## PROBLEM REQUIREMENTS
Write out every record in full, exactly as written, please.

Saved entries
============

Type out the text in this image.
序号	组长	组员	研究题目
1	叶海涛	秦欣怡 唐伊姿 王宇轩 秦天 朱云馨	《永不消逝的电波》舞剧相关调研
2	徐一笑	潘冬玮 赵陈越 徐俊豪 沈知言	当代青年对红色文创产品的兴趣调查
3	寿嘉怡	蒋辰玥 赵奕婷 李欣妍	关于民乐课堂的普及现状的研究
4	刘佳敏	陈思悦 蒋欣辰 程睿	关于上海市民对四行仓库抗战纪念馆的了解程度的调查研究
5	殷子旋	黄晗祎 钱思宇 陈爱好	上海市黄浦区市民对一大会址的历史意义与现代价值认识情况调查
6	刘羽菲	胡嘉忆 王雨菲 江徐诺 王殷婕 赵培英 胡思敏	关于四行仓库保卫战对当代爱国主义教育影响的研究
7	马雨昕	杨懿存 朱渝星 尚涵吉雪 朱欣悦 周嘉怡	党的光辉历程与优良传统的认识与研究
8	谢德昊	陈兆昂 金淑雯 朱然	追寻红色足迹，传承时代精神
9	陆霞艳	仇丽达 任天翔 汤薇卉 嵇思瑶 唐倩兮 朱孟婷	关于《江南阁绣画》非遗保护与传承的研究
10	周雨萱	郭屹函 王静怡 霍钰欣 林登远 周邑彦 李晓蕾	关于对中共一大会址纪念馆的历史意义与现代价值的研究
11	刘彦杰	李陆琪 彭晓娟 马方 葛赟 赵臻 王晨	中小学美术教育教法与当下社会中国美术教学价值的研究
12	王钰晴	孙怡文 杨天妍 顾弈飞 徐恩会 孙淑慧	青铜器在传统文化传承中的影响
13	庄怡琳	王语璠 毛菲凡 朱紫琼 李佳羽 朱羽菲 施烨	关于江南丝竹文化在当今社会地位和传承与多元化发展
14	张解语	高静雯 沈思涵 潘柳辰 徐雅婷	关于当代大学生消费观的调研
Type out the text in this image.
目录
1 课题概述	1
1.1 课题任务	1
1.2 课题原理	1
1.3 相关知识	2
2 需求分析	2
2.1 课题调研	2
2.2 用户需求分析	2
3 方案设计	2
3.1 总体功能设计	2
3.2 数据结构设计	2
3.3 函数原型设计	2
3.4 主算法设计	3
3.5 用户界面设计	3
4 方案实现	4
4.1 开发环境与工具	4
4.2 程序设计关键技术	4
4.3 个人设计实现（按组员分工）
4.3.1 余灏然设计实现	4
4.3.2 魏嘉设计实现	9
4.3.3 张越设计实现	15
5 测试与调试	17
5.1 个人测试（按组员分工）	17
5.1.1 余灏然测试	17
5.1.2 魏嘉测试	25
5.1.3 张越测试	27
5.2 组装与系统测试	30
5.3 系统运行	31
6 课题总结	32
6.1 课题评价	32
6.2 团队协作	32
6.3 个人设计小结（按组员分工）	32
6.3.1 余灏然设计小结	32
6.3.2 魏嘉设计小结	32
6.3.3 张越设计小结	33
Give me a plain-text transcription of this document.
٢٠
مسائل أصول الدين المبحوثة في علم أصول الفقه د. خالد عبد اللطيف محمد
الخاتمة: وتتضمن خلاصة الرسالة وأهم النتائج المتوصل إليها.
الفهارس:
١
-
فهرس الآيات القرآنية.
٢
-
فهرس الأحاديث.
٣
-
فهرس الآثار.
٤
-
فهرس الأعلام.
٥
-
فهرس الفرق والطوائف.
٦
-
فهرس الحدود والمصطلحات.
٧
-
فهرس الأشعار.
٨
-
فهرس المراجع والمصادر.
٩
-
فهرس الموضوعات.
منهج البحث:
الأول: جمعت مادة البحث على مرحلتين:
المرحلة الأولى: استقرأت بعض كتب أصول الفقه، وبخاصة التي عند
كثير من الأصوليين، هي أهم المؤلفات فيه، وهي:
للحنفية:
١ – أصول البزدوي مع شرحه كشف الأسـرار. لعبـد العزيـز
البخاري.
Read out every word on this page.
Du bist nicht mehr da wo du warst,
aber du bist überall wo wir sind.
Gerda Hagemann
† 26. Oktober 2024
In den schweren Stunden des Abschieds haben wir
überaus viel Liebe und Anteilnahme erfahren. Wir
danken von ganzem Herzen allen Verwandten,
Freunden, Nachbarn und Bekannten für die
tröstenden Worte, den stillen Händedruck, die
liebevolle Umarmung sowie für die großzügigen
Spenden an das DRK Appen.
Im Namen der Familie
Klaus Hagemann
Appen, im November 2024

============

## PROBLEM SOLUTION
Type out the text in this image.
序号	组长	组员	研究题目
1	叶海涛	秦欣怡 唐伊姿 王宇轩 秦天 朱云馨	《永不消逝的电波》舞剧相关调研
2	徐一笑	潘冬玮 赵陈越 徐俊豪 沈知言	当代青年对红色文创产品的兴趣调查
3	寿嘉怡	蒋辰玥 赵奕婷 李欣妍	关于民乐课堂的普及现状的研究
4	刘佳敏	陈思悦 蒋欣辰 程睿	关于上海市民对四行仓库抗战纪念馆的了解程度的调查研究
5	殷子旋	黄晗祎 钱思宇 陈爱好	上海市黄浦区市民对一大会址的历史意义与现代价值认识情况调查
6	刘羽菲	胡嘉忆 王雨菲 江徐诺 王殷婕 赵培英 胡思敏	关于四行仓库保卫战对当代爱国主义教育影响的研究
7	马雨昕	杨懿存 朱渝星 尚涵吉雪 朱欣悦 周嘉怡	党的光辉历程与优良传统的认识与研究
8	谢德昊	陈兆昂 金淑雯 朱然	追寻红色足迹，传承时代精神
9	陆霞艳	仇丽达 任天翔 汤薇卉 嵇思瑶 唐倩兮 朱孟婷	关于《江南阁绣画》非遗保护与传承的研究
10	周雨萱	郭屹函 王静怡 霍钰欣 林登远 周邑彦 李晓蕾	关于对中共一大会址纪念馆的历史意义与现代价值的研究
11	刘彦杰	李陆琪 彭晓娟 马方 葛赟 赵臻 王晨	中小学美术教育教法与当下社会中国美术教学价值的研究
12	王钰晴	孙怡文 杨天妍 顾弈飞 徐恩会 孙淑慧	青铜器在传统文化传承中的影响
13	庄怡琳	王语璠 毛菲凡 朱紫琼 李佳羽 朱羽菲 施烨	关于江南丝竹文化在当今社会地位和传承与多元化发展
14	张解语	高静雯 沈思涵 潘柳辰 徐雅婷	关于当代大学生消费观的调研
Type out the text in this image.
目录
1 课题概述	1
1.1 课题任务	1
1.2 课题原理	1
1.3 相关知识	2
2 需求分析	2
2.1 课题调研	2
2.2 用户需求分析	2
3 方案设计	2
3.1 总体功能设计	2
3.2 数据结构设计	2
3.3 函数原型设计	2
3.4 主算法设计	3
3.5 用户界面设计	3
4 方案实现	4
4.1 开发环境与工具	4
4.2 程序设计关键技术	4
4.3 个人设计实现（按组员分工）
4.3.1 余灏然设计实现	4
4.3.2 魏嘉设计实现	9
4.3.3 张越设计实现	15
5 测试与调试	17
5.1 个人测试（按组员分工）	17
5.1.1 余灏然测试	17
5.1.2 魏嘉测试	25
5.1.3 张越测试	27
5.2 组装与系统测试	30
5.3 系统运行	31
6 课题总结	32
6.1 课题评价	32
6.2 团队协作	32
6.3 个人设计小结（按组员分工）	32
6.3.1 余灏然设计小结	32
6.3.2 魏嘉设计小结	32
6.3.3 张越设计小结	33
Give me a plain-text transcription of this document.
٢٠
مسائل أصول الدين المبحوثة في علم أصول الفقه د. خالد عبد اللطيف محمد
الخاتمة: وتتضمن خلاصة الرسالة وأهم النتائج المتوصل إليها.
الفهارس:
١
-
فهرس الآيات القرآنية.
٢
-
فهرس الأحاديث.
٣
-
فهرس الآثار.
٤
-
فهرس الأعلام.
٥
-
فهرس الفرق والطوائف.
٦
-
فهرس الحدود والمصطلحات.
٧
-
فهرس الأشعار.
٨
-
فهرس المراجع والمصادر.
٩
-
فهرس الموضوعات.
منهج البحث:
الأول: جمعت مادة البحث على مرحلتين:
المرحلة الأولى: استقرأت بعض كتب أصول الفقه، وبخاصة التي عند
كثير من الأصوليين، هي أهم المؤلفات فيه، وهي:
للحنفية:
١ – أصول البزدوي مع شرحه كشف الأسـرار. لعبـد العزيـز
البخاري.
Read out every word on this page.
Du bist nicht mehr da wo du warst,
aber du bist überall wo wir sind.
Gerda Hagemann
† 26. Oktober 2024
In den schweren Stunden des Abschieds haben wir
überaus viel Liebe und Anteilnahme erfahren. Wir
danken von ganzem Herzen allen Verwandten,
Freunden, Nachbarn und Bekannten für die
tröstenden Worte, den stillen Händedruck, die
liebevolle Umarmung sowie für die großzügigen
Spenden an das DRK Appen.
Im Namen der Familie
Klaus Hagemann
Appen, im November 2024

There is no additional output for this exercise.